- Task: Look through the lines below and extract each one that contains "America".

- Items from a figure collection:
begin

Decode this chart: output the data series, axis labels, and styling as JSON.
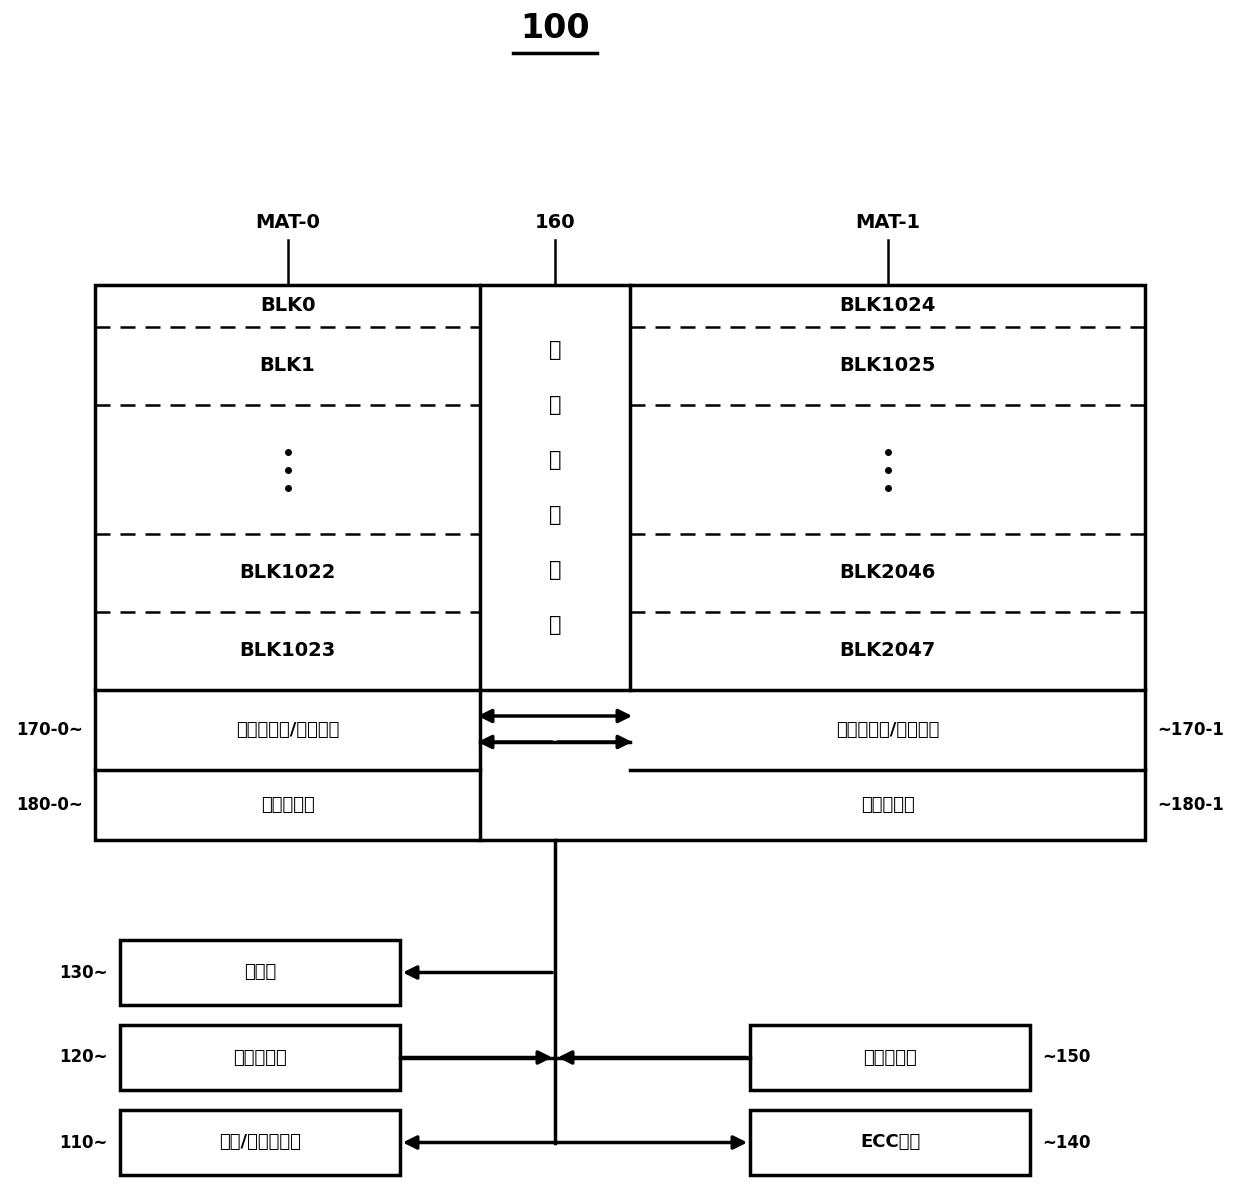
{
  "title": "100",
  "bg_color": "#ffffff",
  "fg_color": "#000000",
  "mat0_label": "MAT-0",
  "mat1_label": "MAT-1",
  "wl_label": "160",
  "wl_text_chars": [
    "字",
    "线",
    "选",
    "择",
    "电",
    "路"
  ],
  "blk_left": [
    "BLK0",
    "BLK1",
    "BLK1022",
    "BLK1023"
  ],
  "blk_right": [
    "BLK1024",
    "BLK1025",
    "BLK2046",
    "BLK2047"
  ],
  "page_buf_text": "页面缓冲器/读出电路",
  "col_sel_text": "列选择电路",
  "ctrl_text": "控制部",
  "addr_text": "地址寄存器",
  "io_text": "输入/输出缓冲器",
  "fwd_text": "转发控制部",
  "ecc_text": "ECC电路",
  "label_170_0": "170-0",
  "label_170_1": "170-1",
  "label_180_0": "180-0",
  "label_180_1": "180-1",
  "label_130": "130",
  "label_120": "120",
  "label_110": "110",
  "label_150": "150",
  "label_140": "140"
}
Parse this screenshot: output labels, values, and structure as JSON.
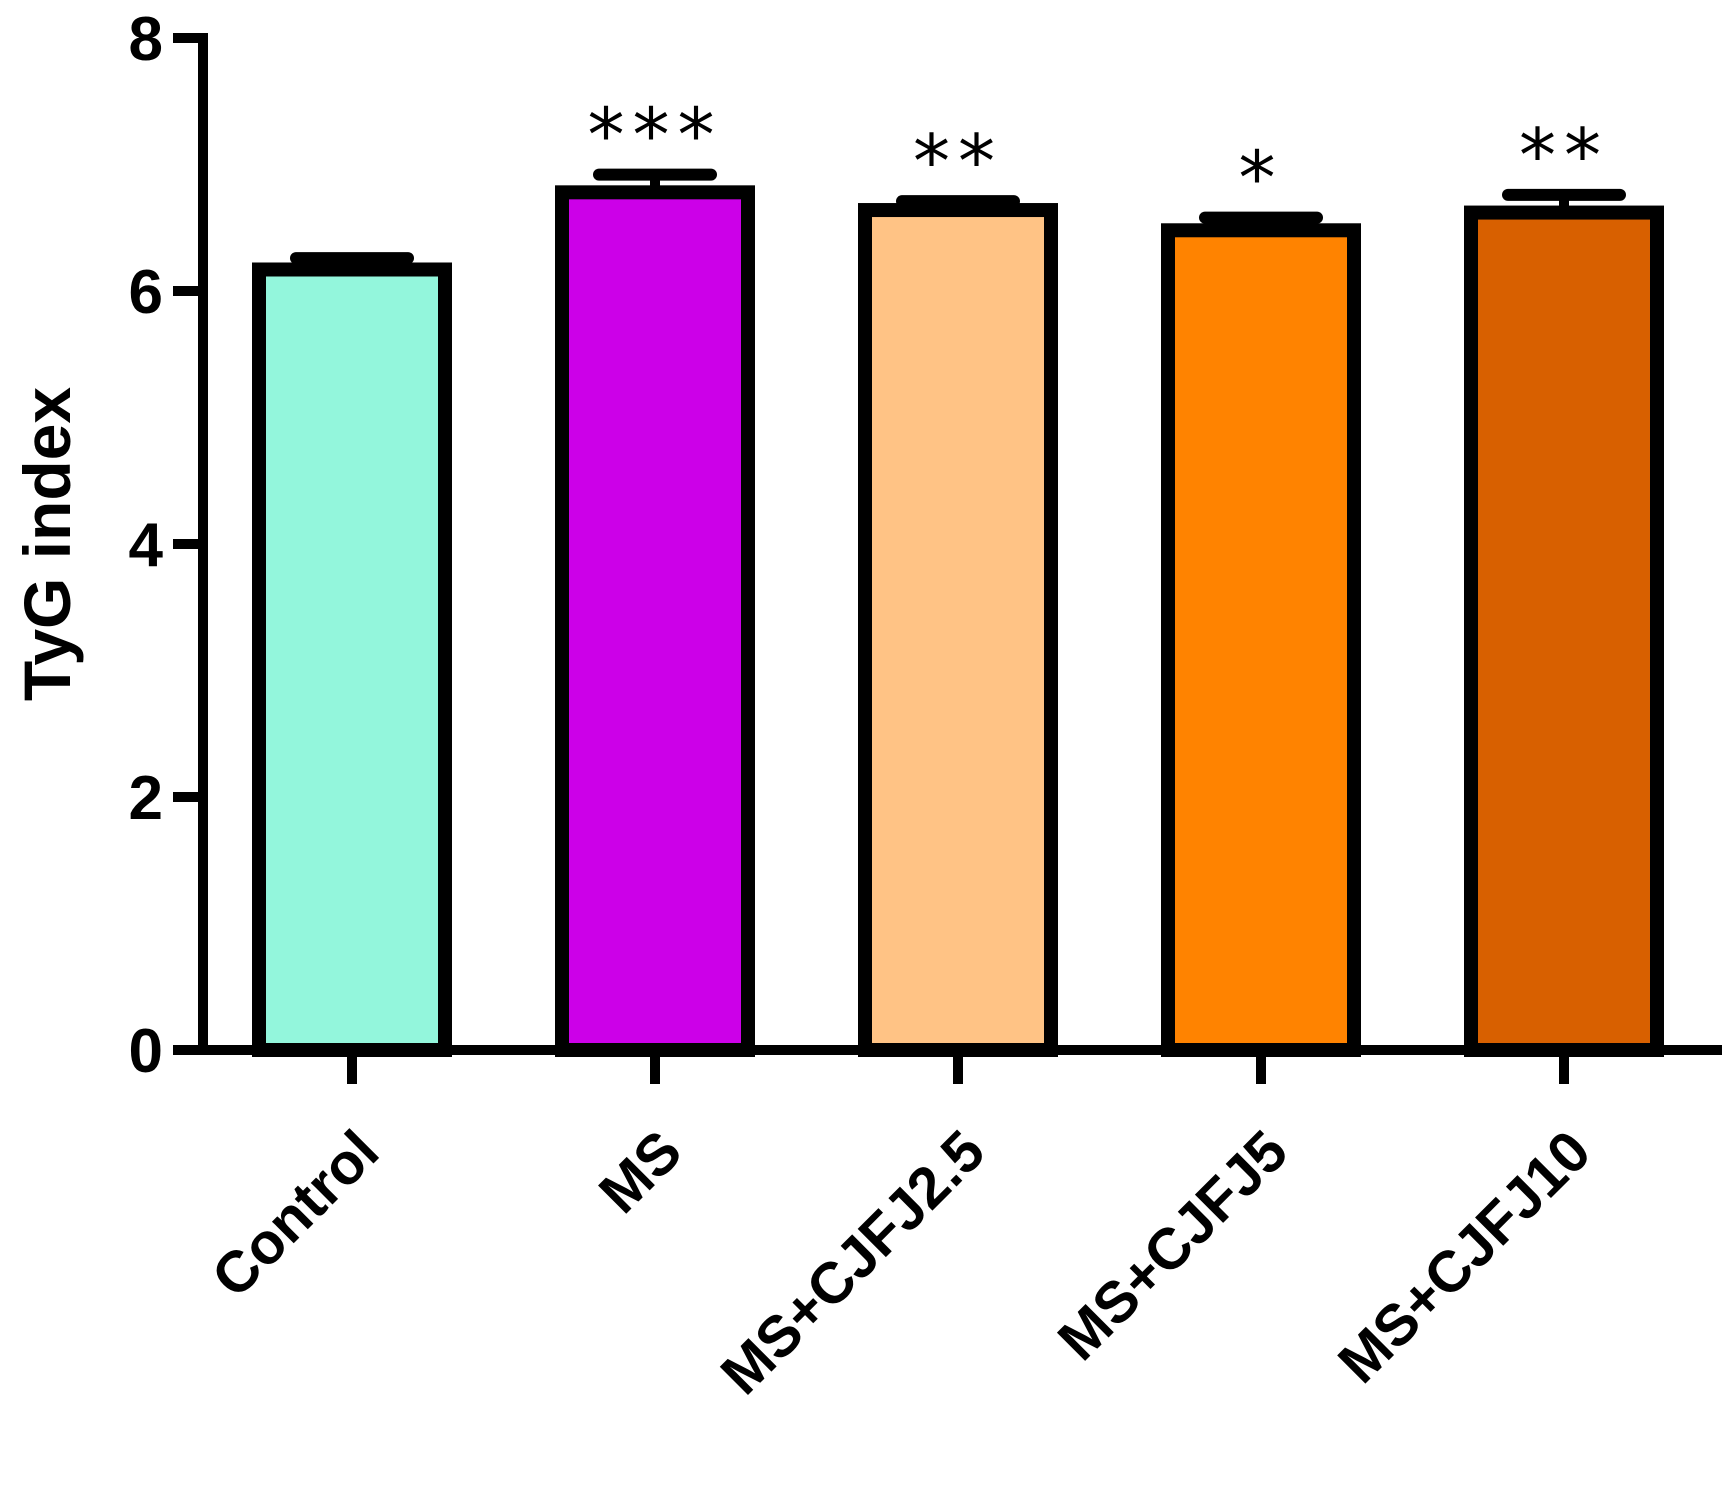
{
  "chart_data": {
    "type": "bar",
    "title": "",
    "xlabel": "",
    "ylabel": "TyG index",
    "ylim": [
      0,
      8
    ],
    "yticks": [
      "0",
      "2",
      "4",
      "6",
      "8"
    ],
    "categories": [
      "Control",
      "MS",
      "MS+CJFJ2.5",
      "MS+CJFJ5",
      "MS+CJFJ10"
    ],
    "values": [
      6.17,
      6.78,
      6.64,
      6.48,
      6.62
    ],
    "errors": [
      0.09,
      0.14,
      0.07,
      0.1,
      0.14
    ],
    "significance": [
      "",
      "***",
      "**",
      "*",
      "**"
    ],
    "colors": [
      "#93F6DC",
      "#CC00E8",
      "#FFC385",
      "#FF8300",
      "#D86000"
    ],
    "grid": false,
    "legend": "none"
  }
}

end
begin

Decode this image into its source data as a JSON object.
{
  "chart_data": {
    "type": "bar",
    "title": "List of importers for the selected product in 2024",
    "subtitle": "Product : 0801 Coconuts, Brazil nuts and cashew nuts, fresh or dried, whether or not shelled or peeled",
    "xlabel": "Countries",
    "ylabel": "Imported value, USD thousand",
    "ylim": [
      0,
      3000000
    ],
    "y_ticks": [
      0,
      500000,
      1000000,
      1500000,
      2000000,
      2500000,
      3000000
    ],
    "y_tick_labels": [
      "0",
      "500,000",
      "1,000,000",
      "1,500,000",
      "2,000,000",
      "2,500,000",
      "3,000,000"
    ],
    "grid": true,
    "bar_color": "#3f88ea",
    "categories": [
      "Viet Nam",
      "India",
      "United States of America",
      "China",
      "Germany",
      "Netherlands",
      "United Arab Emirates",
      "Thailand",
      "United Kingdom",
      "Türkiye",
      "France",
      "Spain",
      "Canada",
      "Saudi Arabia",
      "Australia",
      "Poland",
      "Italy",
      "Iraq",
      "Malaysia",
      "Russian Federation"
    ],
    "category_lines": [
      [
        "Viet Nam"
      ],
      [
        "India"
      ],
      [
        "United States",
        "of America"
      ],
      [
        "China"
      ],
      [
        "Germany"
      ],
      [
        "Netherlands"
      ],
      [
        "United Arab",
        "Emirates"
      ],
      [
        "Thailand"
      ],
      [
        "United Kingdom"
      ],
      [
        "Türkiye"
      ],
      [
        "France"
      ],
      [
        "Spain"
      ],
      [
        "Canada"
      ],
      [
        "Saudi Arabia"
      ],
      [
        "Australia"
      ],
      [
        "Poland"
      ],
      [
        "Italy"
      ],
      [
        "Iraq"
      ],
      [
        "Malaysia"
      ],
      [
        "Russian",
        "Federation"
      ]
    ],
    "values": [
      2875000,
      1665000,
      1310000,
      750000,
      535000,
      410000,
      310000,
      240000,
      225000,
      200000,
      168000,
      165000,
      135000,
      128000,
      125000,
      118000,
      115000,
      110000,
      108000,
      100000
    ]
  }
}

end

- Correct output:
      "United States of America",
        "of America"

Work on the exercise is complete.